Exercices à faire ::
**A.** Répondez à ces questions d'après le texte sur les fondations et les trusts :
(i) Depuis combien de temps le CICR existe-t-il ?
(ii) Dans combien de pays le CICR est-il présent ?
(iii) De quelles deux manières le CICR travaille-t-il avec la communauté philanthropique internationale ?
**B.** Citez, s'il vous plaît, le passage du texte sur les fondations et les trusts qui va des mots « Dans un monde » jusqu'aux mots « bien de l'humanité. » inclus.

Extrait du document ::
============================================================

Agir en partenariat avec les fondations et les trusts

Agir en partenariat avec les fondations et les trusts

Créé il y a plus de 150 ans à l'initiative d'un groupe de philanthropes, d'entrepreneurs et de visionnaires humanitaires, le CICR a su depuis maintenir sa capacité à innover et à apporter une aide efficace à des hommes, des femmes et des enfants en situation de vulnérabilité. Notre présence dans plus de 80 pays et notre approche neutre, impartiale et indépendante nous confèrent une portée mondiale et nous permettent de mener à bien notre mission dans de nombreuses régions inaccessibles à d'autres.

Dans un monde en perpétuelle évolution, nous avons le privilège de pouvoir travailler avec divers acteurs de la communauté philanthropique internationale – que ce soit en tant que récipiendaire de fonds caritatifs ou par la mise en commun de compétences et de réseaux. Nous serions partant heureux d'étudier avec vous les possibilités d'une coopération dans des domaines d'intérêt commun – pour le plus grand bien de l'humanité.

============================================================

Données présentées ::
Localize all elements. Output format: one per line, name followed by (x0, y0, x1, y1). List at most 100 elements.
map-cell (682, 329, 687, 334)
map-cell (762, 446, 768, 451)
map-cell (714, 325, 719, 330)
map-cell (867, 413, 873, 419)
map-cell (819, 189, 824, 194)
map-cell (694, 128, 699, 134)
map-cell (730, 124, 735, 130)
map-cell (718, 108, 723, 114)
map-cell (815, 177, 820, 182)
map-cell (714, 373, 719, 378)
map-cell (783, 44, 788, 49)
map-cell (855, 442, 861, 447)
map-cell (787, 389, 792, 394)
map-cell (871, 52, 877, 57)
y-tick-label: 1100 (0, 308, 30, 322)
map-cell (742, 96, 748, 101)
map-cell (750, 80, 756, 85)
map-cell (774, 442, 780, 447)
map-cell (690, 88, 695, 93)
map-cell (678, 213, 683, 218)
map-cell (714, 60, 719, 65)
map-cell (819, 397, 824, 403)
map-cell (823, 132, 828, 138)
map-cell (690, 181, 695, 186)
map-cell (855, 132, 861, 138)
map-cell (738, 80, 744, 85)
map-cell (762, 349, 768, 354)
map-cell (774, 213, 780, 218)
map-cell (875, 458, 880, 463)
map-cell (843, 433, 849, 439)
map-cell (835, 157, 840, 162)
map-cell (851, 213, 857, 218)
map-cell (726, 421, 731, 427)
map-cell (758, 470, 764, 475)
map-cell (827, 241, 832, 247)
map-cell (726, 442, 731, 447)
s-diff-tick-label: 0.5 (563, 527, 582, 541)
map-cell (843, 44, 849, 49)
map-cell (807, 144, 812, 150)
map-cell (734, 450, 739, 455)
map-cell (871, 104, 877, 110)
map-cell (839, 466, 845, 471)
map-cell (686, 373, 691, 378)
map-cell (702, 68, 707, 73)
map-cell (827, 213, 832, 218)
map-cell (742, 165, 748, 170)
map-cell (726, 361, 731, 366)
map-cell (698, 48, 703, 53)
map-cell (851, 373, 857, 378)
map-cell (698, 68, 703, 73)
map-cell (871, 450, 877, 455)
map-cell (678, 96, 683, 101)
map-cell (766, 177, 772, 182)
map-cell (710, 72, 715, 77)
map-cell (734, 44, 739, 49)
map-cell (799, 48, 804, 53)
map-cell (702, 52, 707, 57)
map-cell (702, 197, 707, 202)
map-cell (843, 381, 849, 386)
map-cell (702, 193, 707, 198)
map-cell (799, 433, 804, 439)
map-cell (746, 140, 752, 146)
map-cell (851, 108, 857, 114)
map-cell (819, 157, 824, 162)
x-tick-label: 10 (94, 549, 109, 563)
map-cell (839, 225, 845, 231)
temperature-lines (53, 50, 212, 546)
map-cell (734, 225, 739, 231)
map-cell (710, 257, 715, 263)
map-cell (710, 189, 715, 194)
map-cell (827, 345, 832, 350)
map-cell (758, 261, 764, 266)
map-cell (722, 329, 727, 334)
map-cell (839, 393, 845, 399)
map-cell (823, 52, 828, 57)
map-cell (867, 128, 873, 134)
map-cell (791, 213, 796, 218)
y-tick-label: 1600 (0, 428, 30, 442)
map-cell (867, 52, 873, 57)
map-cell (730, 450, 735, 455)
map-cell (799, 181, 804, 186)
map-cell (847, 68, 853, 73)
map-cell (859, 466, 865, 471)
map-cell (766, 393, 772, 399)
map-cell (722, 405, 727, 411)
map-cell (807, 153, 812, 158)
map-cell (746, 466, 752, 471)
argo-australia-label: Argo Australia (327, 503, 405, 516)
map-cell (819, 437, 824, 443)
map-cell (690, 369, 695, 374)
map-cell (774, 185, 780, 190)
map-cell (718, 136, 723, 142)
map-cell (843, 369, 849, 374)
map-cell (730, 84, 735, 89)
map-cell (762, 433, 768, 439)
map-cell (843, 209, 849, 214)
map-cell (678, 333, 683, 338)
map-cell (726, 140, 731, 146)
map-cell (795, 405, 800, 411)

============================================================

Réponses ordonnées ::
**A.**
(i) Depuis plus de 150 ans.
(ii) Dans plus de 80 pays.
(iii) En tant que récipiendaire de fonds caritatifs, ou par la mise en commun de compétences et de réseaux.

**B.**
Dans un monde en perpétuelle évolution, nous avons le privilège de pouvoir travailler avec divers acteurs de la communauté philanthropique internationale – que ce soit en tant que récipiendaire de fonds caritatifs ou par la mise en commun de compétences et de réseaux. Nous serions partant heureux d'étudier avec vous les possibilités d'une coopération dans des domaines d'intérêt commun – pour le plus grand bien de l'humanité.